__Selected text__.
--------------------------------------------------

* Re: [PATCH] powerpc/defconfigs: Set HZ=1000 on ppc64 and powernv defconfigs
2025-03-30 7:47 [PATCH] powerpc/defconfigs: Set HZ=1000 on ppc64 and powernv defconfigs Madadi Vineeth Reddy
@ 2025-03-31 7:08 ` Shrikanth Hegde
2025-04-01 5:43 ` Mukesh Kumar Chaurasiya
` (2 subsequent siblings)
3 siblings, 0 replies; 5+ messages in thread
From: Shrikanth Hegde @ 2025-03-31 7:08 UTC (permalink / raw)
To: Madadi Vineeth Reddy
Cc: linuxppc-dev, LKML, Madhavan Srinivasan, Michael Ellerman,
Nicholas Piggin, Christophe Leroy, Naveen N Rao, Ard Biesheuvel,
Eric Biggers, Martin K . Petersen, Andrew Morton, Yosry Ahmed,
Tamir Duberstein, Srikar Dronamraju
On 3/30/25 13:17, Madadi Vineeth Reddy wrote:
> Commit 030bdc3fd080 ("powerpc/defconfigs: Set HZ=100 on pseries and ppc64
> defconfigs") lowered CONFIG_HZ from 250 to 100, citing reduced need for a
> higher tick rate due to high-resolution timers and concerns about timer
> interrupt overhead and cascading effects in the timer wheel.

--------------------------------------------------

__Material supplied__.
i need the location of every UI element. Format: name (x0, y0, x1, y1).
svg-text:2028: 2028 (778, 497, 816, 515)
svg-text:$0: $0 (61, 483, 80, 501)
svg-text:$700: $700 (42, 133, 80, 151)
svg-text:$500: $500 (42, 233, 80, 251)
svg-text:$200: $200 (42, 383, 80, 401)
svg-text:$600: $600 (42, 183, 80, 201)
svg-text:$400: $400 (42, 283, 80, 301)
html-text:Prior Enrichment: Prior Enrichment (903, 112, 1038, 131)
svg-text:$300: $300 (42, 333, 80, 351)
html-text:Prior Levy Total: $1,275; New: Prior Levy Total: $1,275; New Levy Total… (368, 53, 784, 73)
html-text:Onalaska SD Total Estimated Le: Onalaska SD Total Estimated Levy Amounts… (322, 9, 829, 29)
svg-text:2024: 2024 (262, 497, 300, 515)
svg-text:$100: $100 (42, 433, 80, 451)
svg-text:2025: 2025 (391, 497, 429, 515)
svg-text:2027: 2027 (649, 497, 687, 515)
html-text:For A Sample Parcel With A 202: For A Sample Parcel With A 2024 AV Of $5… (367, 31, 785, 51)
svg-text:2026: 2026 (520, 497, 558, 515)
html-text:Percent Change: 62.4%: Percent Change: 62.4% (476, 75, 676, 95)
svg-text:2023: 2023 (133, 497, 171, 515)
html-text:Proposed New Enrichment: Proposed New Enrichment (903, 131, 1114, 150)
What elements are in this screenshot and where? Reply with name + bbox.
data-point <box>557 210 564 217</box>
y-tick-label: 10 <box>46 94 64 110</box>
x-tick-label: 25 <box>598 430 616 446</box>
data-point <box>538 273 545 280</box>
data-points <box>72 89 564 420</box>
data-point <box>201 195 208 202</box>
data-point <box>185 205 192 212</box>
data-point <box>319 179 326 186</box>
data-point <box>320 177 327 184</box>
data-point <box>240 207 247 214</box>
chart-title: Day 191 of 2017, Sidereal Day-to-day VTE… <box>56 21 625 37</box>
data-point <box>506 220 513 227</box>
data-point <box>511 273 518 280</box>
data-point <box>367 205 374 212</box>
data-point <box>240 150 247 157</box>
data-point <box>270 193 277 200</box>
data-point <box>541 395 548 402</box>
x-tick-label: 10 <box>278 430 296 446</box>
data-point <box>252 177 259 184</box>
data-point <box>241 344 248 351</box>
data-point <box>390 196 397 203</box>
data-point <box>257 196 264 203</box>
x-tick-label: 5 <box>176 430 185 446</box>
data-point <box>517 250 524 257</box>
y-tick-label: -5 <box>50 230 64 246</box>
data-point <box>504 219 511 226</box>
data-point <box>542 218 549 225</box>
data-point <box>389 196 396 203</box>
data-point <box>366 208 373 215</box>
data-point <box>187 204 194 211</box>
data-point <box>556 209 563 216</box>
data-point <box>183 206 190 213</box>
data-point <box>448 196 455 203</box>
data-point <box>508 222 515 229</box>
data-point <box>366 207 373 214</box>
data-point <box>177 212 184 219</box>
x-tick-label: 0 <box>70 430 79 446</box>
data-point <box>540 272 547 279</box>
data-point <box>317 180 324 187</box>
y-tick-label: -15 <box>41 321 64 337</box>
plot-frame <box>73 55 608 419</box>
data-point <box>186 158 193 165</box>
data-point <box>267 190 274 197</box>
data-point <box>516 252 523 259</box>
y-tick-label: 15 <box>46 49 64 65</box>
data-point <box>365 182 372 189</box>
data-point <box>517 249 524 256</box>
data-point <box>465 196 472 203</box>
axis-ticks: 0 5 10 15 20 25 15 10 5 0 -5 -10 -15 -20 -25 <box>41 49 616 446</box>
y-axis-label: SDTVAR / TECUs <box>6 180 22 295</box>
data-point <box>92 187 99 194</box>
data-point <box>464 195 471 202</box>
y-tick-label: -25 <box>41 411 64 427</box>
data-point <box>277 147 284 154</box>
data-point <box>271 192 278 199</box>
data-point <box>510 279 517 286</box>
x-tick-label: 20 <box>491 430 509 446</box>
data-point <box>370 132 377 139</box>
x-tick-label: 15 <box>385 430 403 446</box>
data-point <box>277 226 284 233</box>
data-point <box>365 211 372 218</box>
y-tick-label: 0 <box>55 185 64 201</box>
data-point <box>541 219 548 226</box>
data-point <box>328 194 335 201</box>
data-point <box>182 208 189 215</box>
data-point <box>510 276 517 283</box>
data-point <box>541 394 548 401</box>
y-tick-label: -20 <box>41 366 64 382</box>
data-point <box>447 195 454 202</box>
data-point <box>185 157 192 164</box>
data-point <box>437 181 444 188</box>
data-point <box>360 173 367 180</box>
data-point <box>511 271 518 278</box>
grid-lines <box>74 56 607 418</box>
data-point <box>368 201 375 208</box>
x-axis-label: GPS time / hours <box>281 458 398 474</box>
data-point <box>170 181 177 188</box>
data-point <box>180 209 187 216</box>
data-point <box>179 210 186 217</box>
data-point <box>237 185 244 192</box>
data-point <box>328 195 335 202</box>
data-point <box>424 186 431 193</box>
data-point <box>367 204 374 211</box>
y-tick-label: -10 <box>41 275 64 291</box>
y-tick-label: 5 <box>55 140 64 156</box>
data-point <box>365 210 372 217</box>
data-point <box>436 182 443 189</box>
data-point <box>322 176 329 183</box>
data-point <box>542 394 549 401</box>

--------------------------------------------------

__Task instructions__.
Continue the reply on the HZ=1000 powerpc defconfig patch from the last quoted sentence. The lines were taken from a separate source.

__Result of this exercise__.
>
> However, improvements have been made to the timer wheel algorithm since
> then, particularly in eliminating cascading effects at the cost of minor
> timekeeping inaccuracies. More details are available here
> https://lwn.net/Articles/646950/. This removes the original concern about
> cascading, and the reliance on high-resolution timers is not applicable
> to the scheduler, which still depends on periodic ticks set by CONFIG_HZ.
>
> With the introduction of the EEVDF scheduler, users can specify custom
> slices for workloads. The default base_slice is 3ms, but with CONFIG_HZ=100
> (10ms tick interval), base_slice is ineffective. Workloads like stress-ng
> that do not voluntarily yield the CPU run for ~10ms before switching out.
> Additionally, setting a custom slice below 3ms (e.g., 2ms) should lower
> task latency, but this effect is lost due to the coarse 10ms tick.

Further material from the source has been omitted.